Goal:
Please rewrite every line of the data below with "y-tick-label" replaced by "y-axis-tick-label" and everything else left unchanged.

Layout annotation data
******
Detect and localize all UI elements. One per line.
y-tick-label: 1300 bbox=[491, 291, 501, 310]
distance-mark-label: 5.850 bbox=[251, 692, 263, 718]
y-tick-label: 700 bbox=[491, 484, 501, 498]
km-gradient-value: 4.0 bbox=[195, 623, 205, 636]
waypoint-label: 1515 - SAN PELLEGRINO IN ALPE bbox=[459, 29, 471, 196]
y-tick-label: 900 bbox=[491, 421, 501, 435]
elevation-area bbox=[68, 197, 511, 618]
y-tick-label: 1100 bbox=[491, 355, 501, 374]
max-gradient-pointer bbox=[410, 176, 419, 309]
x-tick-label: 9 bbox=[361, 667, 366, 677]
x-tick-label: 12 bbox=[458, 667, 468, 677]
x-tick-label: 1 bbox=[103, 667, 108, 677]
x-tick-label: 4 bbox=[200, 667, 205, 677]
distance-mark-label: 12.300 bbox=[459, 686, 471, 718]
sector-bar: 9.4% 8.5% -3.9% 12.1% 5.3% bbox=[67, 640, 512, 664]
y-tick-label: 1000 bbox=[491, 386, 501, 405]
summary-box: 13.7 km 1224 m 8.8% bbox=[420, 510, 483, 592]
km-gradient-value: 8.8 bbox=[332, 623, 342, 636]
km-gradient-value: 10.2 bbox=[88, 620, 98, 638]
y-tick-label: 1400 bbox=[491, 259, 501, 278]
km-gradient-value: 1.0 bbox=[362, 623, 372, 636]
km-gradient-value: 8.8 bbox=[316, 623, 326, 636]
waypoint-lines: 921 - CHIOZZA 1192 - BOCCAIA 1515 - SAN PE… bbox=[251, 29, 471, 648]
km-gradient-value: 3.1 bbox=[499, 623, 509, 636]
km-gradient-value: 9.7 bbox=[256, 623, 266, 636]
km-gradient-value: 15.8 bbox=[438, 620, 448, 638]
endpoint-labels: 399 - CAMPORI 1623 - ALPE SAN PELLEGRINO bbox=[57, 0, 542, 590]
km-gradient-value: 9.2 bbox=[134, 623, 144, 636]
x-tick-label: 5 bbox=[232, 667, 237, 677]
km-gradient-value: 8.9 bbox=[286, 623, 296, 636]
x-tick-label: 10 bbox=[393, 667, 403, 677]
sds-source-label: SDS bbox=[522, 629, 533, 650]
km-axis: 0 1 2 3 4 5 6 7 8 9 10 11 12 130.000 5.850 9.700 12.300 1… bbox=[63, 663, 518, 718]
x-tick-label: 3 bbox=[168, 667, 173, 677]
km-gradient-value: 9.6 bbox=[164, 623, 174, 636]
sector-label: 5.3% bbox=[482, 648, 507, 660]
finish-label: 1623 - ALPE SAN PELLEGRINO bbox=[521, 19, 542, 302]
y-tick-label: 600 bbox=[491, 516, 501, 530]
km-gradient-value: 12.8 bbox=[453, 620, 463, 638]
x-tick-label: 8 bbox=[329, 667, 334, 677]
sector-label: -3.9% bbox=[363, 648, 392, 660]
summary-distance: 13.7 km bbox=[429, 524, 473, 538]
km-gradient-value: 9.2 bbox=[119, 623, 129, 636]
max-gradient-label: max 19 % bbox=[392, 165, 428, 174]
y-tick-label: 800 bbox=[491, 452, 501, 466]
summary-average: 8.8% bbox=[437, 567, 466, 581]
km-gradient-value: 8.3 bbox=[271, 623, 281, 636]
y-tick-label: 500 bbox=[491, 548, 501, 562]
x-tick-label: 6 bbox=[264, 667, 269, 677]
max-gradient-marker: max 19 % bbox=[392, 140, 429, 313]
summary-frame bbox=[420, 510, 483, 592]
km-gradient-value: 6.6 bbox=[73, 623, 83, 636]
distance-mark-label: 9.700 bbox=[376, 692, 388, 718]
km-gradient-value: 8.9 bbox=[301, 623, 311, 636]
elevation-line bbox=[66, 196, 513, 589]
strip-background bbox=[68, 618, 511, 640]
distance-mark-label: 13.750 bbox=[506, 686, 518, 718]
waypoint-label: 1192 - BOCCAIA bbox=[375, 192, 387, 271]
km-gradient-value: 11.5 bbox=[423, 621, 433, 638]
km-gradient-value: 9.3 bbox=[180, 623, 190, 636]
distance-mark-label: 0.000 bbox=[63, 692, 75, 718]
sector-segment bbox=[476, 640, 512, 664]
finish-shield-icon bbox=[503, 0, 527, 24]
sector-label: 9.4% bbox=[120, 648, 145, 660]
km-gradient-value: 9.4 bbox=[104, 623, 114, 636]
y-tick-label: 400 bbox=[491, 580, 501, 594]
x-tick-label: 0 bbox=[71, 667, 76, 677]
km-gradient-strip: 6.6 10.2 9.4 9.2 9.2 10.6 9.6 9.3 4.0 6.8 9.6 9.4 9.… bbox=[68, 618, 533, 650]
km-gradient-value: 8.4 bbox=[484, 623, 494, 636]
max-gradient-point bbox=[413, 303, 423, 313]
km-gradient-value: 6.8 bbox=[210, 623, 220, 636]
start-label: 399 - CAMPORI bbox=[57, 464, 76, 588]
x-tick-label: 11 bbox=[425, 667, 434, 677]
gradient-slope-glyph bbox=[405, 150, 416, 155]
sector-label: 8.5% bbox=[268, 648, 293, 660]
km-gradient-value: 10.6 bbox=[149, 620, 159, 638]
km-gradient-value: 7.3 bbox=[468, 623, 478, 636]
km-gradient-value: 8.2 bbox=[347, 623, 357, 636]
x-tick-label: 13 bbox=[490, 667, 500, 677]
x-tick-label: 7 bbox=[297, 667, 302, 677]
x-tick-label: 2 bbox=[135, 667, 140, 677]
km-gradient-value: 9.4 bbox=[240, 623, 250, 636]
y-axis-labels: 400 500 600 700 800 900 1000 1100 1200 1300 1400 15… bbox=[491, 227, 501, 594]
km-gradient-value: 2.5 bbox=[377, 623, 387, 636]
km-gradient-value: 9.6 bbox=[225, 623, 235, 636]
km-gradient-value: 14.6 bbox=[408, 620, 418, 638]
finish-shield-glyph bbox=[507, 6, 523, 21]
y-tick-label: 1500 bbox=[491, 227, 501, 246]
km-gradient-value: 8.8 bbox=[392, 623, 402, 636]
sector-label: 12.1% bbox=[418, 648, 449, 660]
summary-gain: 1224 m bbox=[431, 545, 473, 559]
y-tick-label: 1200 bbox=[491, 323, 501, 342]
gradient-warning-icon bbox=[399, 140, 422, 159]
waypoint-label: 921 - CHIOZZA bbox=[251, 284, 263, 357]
******
Exercise answer:
Detect and localize all UI elements. One per line.
y-axis-tick-label: 1300 bbox=[491, 291, 501, 310]
distance-mark-label: 5.850 bbox=[251, 692, 263, 718]
y-axis-tick-label: 700 bbox=[491, 484, 501, 498]
km-gradient-value: 4.0 bbox=[195, 623, 205, 636]
waypoint-label: 1515 - SAN PELLEGRINO IN ALPE bbox=[459, 29, 471, 196]
y-axis-tick-label: 900 bbox=[491, 421, 501, 435]
elevation-area bbox=[68, 197, 511, 618]
y-axis-tick-label: 1100 bbox=[491, 355, 501, 374]
max-gradient-pointer bbox=[410, 176, 419, 309]
x-tick-label: 9 bbox=[361, 667, 366, 677]
x-tick-label: 12 bbox=[458, 667, 468, 677]
x-tick-label: 1 bbox=[103, 667, 108, 677]
x-tick-label: 4 bbox=[200, 667, 205, 677]
distance-mark-label: 12.300 bbox=[459, 686, 471, 718]
sector-bar: 9.4% 8.5% -3.9% 12.1% 5.3% bbox=[67, 640, 512, 664]
y-axis-tick-label: 1000 bbox=[491, 386, 501, 405]
summary-box: 13.7 km 1224 m 8.8% bbox=[420, 510, 483, 592]
km-gradient-value: 8.8 bbox=[332, 623, 342, 636]
km-gradient-value: 10.2 bbox=[88, 620, 98, 638]
y-axis-tick-label: 1400 bbox=[491, 259, 501, 278]
km-gradient-value: 1.0 bbox=[362, 623, 372, 636]
km-gradient-value: 8.8 bbox=[316, 623, 326, 636]
waypoint-lines: 921 - CHIOZZA 1192 - BOCCAIA 1515 - SAN PE… bbox=[251, 29, 471, 648]
km-gradient-value: 3.1 bbox=[499, 623, 509, 636]
km-gradient-value: 9.7 bbox=[256, 623, 266, 636]
km-gradient-value: 15.8 bbox=[438, 620, 448, 638]
endpoint-labels: 399 - CAMPORI 1623 - ALPE SAN PELLEGRINO bbox=[57, 0, 542, 590]
km-gradient-value: 9.2 bbox=[134, 623, 144, 636]
x-tick-label: 5 bbox=[232, 667, 237, 677]
km-gradient-value: 8.9 bbox=[286, 623, 296, 636]
x-tick-label: 10 bbox=[393, 667, 403, 677]
sds-source-label: SDS bbox=[522, 629, 533, 650]
km-axis: 0 1 2 3 4 5 6 7 8 9 10 11 12 130.000 5.850 9.700 12.300 1… bbox=[63, 663, 518, 718]
x-tick-label: 3 bbox=[168, 667, 173, 677]
km-gradient-value: 9.6 bbox=[164, 623, 174, 636]
sector-label: 5.3% bbox=[482, 648, 507, 660]
finish-label: 1623 - ALPE SAN PELLEGRINO bbox=[521, 19, 542, 302]
y-axis-tick-label: 600 bbox=[491, 516, 501, 530]
km-gradient-value: 12.8 bbox=[453, 620, 463, 638]
x-tick-label: 8 bbox=[329, 667, 334, 677]
sector-label: -3.9% bbox=[363, 648, 392, 660]
summary-distance: 13.7 km bbox=[429, 524, 473, 538]
km-gradient-value: 9.2 bbox=[119, 623, 129, 636]
max-gradient-label: max 19 % bbox=[392, 165, 428, 174]
y-axis-tick-label: 800 bbox=[491, 452, 501, 466]
summary-average: 8.8% bbox=[437, 567, 466, 581]
km-gradient-value: 8.3 bbox=[271, 623, 281, 636]
y-axis-tick-label: 500 bbox=[491, 548, 501, 562]
x-tick-label: 6 bbox=[264, 667, 269, 677]
max-gradient-marker: max 19 % bbox=[392, 140, 429, 313]
summary-frame bbox=[420, 510, 483, 592]
km-gradient-value: 6.6 bbox=[73, 623, 83, 636]
distance-mark-label: 9.700 bbox=[376, 692, 388, 718]
km-gradient-value: 8.9 bbox=[301, 623, 311, 636]
elevation-line bbox=[66, 196, 513, 589]
strip-background bbox=[68, 618, 511, 640]
distance-mark-label: 13.750 bbox=[506, 686, 518, 718]
waypoint-label: 1192 - BOCCAIA bbox=[375, 192, 387, 271]
km-gradient-value: 11.5 bbox=[423, 621, 433, 638]
km-gradient-value: 9.3 bbox=[180, 623, 190, 636]
distance-mark-label: 0.000 bbox=[63, 692, 75, 718]
sector-segment bbox=[476, 640, 512, 664]
finish-shield-icon bbox=[503, 0, 527, 24]
sector-label: 9.4% bbox=[120, 648, 145, 660]
km-gradient-value: 9.4 bbox=[104, 623, 114, 636]
y-axis-tick-label: 400 bbox=[491, 580, 501, 594]
x-tick-label: 0 bbox=[71, 667, 76, 677]
km-gradient-strip: 6.6 10.2 9.4 9.2 9.2 10.6 9.6 9.3 4.0 6.8 9.6 9.4 9.… bbox=[68, 618, 533, 650]
km-gradient-value: 8.4 bbox=[484, 623, 494, 636]
max-gradient-point bbox=[413, 303, 423, 313]
km-gradient-value: 6.8 bbox=[210, 623, 220, 636]
start-label: 399 - CAMPORI bbox=[57, 464, 76, 588]
x-tick-label: 11 bbox=[425, 667, 434, 677]
gradient-slope-glyph bbox=[405, 150, 416, 155]
sector-label: 8.5% bbox=[268, 648, 293, 660]
km-gradient-value: 10.6 bbox=[149, 620, 159, 638]
km-gradient-value: 7.3 bbox=[468, 623, 478, 636]
km-gradient-value: 8.2 bbox=[347, 623, 357, 636]
x-tick-label: 13 bbox=[490, 667, 500, 677]
x-tick-label: 7 bbox=[297, 667, 302, 677]
x-tick-label: 2 bbox=[135, 667, 140, 677]
km-gradient-value: 9.4 bbox=[240, 623, 250, 636]
y-axis-labels: 400 500 600 700 800 900 1000 1100 1200 1300 1400 15… bbox=[491, 227, 501, 594]
km-gradient-value: 2.5 bbox=[377, 623, 387, 636]
km-gradient-value: 9.6 bbox=[225, 623, 235, 636]
km-gradient-value: 14.6 bbox=[408, 620, 418, 638]
finish-shield-glyph bbox=[507, 6, 523, 21]
y-axis-tick-label: 1500 bbox=[491, 227, 501, 246]
km-gradient-value: 8.8 bbox=[392, 623, 402, 636]
sector-label: 12.1% bbox=[418, 648, 449, 660]
summary-gain: 1224 m bbox=[431, 545, 473, 559]
y-axis-tick-label: 1200 bbox=[491, 323, 501, 342]
gradient-warning-icon bbox=[399, 140, 422, 159]
waypoint-label: 921 - CHIOZZA bbox=[251, 284, 263, 357]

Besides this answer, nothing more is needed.